━━━━━ RECORDS PROVIDED

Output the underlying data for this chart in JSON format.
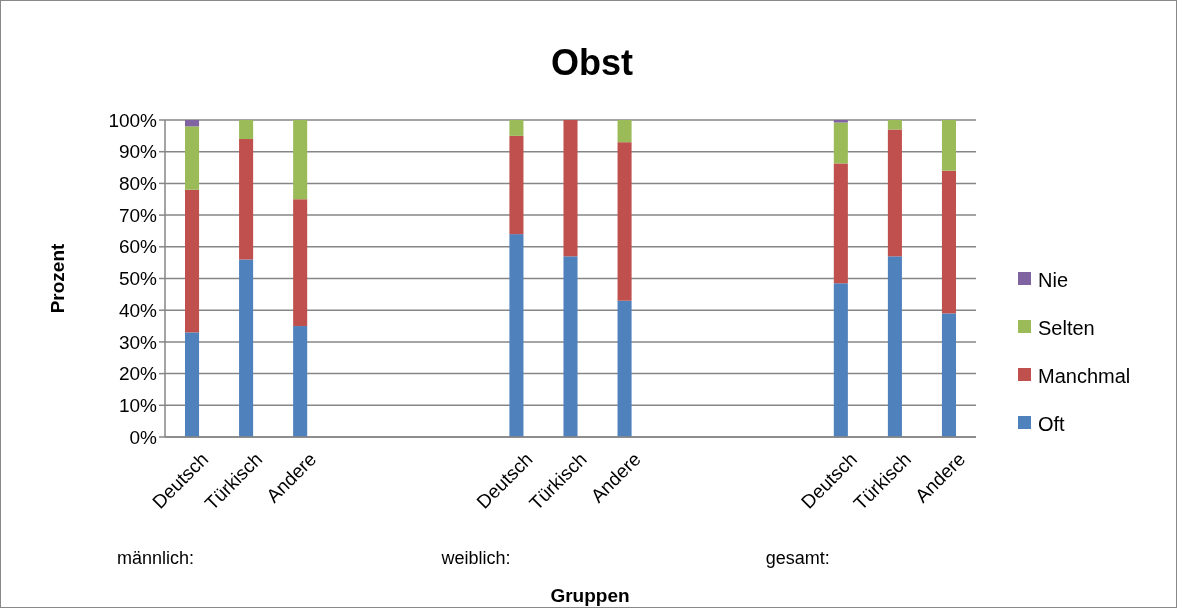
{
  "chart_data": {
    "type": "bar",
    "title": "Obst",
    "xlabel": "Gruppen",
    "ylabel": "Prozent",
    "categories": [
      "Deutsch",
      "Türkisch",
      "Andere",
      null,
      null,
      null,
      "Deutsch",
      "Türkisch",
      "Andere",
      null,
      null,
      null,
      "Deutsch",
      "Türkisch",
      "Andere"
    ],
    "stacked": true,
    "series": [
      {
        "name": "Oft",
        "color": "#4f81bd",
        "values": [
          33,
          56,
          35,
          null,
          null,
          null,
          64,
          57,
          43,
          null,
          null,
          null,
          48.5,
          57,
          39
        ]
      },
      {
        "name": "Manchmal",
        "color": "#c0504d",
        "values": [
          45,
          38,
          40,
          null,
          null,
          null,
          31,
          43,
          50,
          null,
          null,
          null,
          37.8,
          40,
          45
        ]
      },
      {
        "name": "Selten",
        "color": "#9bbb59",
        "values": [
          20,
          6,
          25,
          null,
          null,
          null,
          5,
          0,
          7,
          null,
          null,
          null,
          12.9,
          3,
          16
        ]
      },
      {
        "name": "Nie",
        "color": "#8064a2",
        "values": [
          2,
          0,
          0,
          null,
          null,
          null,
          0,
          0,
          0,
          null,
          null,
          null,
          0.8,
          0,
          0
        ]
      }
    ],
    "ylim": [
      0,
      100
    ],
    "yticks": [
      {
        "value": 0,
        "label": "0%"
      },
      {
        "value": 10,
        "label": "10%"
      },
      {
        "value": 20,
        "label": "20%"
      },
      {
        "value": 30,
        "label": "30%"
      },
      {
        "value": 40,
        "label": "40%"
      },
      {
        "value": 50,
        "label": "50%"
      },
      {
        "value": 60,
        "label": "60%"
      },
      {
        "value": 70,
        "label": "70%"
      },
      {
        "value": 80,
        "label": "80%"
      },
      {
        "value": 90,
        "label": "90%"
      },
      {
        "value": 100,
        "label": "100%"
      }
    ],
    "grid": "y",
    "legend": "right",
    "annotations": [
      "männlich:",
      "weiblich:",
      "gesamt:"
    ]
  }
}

━━━━━━━━━━
━━━━━ RECORDS PROVIDED

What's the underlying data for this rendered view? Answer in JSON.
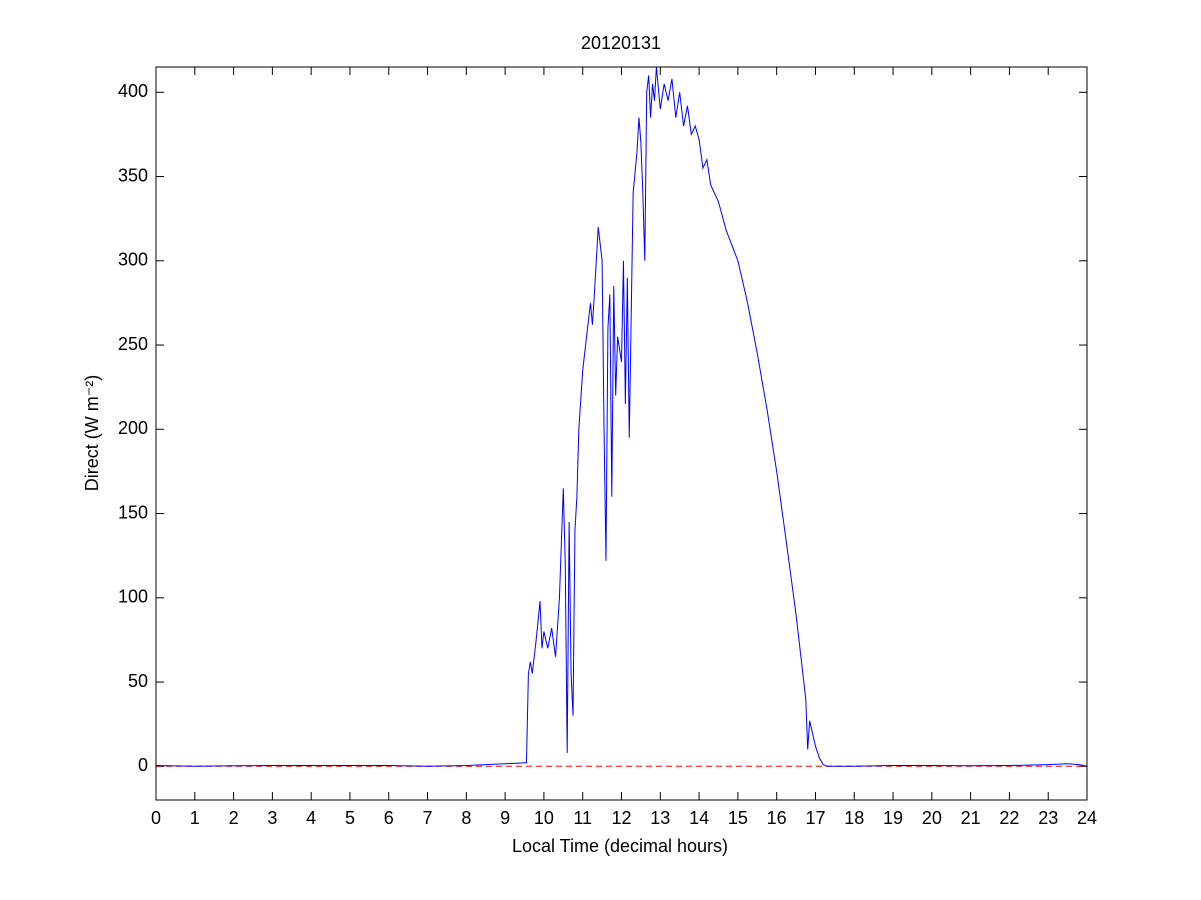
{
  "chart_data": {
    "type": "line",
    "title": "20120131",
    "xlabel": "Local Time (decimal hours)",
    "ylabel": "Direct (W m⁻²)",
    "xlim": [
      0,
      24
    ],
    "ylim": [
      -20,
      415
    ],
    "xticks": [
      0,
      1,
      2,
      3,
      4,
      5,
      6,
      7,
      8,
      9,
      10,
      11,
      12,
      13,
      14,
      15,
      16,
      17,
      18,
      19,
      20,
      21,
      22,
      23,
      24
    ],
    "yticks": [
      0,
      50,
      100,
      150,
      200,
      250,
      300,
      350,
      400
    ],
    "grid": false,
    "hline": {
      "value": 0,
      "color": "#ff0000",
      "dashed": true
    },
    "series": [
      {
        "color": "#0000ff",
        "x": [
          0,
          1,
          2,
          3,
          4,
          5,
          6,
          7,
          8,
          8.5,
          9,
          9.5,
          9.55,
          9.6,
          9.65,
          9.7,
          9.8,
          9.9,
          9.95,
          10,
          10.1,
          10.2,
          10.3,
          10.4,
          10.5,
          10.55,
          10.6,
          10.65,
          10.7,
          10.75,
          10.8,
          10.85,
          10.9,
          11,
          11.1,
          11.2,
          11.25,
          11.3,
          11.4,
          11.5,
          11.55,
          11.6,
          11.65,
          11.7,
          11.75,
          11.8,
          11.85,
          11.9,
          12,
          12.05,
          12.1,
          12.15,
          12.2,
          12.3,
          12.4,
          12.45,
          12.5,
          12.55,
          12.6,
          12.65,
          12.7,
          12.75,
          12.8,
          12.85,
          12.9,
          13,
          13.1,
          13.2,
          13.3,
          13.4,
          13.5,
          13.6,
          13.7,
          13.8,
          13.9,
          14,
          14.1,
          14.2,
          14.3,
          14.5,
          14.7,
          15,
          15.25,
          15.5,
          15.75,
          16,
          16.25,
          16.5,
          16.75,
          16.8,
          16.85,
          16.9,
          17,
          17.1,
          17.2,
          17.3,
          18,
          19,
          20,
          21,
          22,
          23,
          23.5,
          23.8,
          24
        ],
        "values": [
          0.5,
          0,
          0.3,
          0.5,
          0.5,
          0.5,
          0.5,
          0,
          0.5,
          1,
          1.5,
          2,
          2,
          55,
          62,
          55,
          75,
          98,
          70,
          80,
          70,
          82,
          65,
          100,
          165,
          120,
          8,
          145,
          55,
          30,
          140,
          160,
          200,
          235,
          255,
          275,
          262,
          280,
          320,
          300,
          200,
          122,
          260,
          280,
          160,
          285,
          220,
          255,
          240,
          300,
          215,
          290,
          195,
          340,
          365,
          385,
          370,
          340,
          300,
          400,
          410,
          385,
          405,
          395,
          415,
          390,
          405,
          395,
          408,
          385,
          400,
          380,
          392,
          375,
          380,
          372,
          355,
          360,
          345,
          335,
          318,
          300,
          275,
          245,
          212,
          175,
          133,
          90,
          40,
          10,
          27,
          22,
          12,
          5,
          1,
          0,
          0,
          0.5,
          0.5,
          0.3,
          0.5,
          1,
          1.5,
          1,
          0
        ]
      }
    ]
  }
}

━━━━━━━━━━

▶ **GIVEN REQUEST**:
Each line above that includes "underlying" counts once; state the total and nothing more.

▶ **RESPONSE TO THIS TASK**:
2